- _TASK OBJECTIVE_
Print the material below verbatim, starting at its first line and ending at the line that contains "texture [737, 29, 741, 30]".

— BEGIN DATASET EXTRACT —

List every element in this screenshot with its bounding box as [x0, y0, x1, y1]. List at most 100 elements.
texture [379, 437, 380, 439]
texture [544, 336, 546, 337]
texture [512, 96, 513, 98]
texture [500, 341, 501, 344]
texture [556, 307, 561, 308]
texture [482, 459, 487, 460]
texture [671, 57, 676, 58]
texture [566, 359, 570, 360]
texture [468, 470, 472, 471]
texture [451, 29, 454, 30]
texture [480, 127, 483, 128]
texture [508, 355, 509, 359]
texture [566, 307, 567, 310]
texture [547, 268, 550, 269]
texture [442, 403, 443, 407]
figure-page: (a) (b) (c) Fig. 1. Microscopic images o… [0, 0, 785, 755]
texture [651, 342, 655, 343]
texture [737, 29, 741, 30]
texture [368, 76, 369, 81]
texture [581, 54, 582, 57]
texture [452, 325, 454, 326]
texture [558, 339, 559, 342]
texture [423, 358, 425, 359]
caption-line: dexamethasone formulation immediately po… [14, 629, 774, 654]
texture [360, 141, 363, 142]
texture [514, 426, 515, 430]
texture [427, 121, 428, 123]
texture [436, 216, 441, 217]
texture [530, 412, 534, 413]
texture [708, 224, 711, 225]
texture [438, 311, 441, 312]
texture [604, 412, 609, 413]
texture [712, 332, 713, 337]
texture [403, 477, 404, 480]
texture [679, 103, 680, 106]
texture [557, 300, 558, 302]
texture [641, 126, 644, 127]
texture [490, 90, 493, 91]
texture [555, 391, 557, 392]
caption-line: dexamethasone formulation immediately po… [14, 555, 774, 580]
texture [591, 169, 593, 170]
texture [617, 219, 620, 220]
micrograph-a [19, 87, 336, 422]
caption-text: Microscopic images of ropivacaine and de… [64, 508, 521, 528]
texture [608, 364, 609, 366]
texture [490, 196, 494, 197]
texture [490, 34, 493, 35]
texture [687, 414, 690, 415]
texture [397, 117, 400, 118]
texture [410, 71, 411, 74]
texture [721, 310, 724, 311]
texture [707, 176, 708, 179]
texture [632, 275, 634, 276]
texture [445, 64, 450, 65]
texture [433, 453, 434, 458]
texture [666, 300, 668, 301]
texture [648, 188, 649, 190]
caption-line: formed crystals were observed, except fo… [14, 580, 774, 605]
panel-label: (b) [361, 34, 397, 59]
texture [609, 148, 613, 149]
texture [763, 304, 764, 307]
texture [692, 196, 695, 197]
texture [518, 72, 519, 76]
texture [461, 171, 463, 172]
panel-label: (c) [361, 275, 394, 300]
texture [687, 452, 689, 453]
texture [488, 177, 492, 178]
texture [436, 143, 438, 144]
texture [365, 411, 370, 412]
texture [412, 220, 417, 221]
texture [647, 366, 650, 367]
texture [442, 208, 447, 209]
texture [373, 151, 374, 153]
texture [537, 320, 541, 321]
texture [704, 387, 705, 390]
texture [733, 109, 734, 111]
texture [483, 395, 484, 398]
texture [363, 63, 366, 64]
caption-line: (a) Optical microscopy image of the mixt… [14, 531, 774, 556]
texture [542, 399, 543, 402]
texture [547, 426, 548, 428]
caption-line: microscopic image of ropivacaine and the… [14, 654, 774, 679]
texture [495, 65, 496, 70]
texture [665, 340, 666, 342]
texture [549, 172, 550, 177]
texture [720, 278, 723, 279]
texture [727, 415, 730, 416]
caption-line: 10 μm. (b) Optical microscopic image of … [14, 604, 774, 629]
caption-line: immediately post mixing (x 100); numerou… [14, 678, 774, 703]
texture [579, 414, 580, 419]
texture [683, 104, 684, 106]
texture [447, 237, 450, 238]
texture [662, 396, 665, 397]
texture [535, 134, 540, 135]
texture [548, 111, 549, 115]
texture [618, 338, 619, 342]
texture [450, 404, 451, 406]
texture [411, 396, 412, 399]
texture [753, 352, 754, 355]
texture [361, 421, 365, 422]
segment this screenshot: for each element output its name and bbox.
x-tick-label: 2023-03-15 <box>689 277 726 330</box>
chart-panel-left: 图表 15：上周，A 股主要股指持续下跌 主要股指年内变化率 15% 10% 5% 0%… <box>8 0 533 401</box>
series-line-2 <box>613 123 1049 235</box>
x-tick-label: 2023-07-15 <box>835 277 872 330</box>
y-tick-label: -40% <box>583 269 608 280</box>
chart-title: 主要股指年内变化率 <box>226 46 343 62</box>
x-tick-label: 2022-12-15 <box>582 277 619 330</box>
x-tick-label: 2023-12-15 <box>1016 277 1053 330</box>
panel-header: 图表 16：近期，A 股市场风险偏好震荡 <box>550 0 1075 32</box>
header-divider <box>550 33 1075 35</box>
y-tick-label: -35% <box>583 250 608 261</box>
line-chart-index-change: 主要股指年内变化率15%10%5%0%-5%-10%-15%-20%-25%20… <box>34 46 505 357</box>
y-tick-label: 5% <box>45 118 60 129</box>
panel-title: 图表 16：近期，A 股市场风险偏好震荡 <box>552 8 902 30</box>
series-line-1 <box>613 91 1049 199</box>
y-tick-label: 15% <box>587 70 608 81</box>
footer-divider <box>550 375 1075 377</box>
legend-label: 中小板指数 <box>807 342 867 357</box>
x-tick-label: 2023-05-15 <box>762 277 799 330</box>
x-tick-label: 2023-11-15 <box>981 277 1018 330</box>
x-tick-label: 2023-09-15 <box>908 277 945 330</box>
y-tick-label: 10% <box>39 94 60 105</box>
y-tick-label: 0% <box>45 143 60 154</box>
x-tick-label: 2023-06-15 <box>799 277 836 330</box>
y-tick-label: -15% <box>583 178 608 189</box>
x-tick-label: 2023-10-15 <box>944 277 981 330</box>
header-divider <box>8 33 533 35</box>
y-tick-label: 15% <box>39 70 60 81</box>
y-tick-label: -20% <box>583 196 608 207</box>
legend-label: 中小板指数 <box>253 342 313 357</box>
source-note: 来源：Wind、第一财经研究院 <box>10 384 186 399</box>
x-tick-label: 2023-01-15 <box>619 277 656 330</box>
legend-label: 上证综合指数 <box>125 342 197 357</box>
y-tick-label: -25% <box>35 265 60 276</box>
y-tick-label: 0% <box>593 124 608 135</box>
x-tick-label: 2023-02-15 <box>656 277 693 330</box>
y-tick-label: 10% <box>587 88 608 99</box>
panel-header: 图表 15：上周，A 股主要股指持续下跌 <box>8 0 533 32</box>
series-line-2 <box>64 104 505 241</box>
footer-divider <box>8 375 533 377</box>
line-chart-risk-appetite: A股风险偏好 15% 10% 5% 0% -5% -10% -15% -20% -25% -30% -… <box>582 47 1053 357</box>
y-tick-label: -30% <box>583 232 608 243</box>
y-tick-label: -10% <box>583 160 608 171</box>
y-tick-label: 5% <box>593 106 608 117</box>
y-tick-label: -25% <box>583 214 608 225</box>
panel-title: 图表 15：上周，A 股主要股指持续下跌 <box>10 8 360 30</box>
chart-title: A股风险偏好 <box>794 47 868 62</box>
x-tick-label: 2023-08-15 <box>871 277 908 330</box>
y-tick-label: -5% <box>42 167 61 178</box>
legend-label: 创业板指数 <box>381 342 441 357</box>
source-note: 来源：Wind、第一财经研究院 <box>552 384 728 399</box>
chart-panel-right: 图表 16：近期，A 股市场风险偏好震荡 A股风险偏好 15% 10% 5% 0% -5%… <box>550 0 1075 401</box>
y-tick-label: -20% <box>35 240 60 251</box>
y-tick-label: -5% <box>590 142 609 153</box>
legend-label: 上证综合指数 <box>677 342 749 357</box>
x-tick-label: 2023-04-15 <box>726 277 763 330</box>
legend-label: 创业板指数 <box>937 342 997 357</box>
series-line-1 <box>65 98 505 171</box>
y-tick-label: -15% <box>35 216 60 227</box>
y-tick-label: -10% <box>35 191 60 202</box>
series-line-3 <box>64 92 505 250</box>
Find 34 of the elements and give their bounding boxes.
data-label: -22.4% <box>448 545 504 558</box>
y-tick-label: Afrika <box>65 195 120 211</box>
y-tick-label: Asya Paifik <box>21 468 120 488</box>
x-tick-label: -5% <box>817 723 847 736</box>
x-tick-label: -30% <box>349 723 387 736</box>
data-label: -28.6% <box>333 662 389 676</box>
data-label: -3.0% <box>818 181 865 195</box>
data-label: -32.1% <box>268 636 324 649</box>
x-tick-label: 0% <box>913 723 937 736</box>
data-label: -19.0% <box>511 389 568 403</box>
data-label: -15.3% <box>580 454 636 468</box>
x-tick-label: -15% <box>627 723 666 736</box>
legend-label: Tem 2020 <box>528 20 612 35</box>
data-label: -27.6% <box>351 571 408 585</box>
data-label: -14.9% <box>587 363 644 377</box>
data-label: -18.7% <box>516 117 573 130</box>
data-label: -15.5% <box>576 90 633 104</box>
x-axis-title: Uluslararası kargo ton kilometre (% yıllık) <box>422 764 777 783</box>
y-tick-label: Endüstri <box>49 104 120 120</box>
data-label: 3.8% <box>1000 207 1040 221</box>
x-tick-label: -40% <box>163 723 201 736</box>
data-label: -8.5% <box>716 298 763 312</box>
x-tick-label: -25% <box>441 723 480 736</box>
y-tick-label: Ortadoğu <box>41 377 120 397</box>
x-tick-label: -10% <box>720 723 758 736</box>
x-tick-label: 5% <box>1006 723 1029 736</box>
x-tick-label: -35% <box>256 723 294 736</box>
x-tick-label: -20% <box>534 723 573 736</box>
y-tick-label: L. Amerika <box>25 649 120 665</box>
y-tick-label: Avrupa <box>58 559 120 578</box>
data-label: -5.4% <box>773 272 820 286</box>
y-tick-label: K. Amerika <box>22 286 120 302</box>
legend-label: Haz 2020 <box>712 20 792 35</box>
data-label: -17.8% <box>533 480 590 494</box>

— END DATASET EXTRACT —

- _WRITTEN RESPONSE_
List every element in this screenshot with its bounding box as [x0, y0, x1, y1]. List at most 100 elements.
texture [379, 437, 380, 439]
texture [544, 336, 546, 337]
texture [512, 96, 513, 98]
texture [500, 341, 501, 344]
texture [556, 307, 561, 308]
texture [482, 459, 487, 460]
texture [671, 57, 676, 58]
texture [566, 359, 570, 360]
texture [468, 470, 472, 471]
texture [451, 29, 454, 30]
texture [480, 127, 483, 128]
texture [508, 355, 509, 359]
texture [566, 307, 567, 310]
texture [547, 268, 550, 269]
texture [442, 403, 443, 407]
figure-page: (a) (b) (c) Fig. 1. Microscopic images o… [0, 0, 785, 755]
texture [651, 342, 655, 343]
texture [737, 29, 741, 30]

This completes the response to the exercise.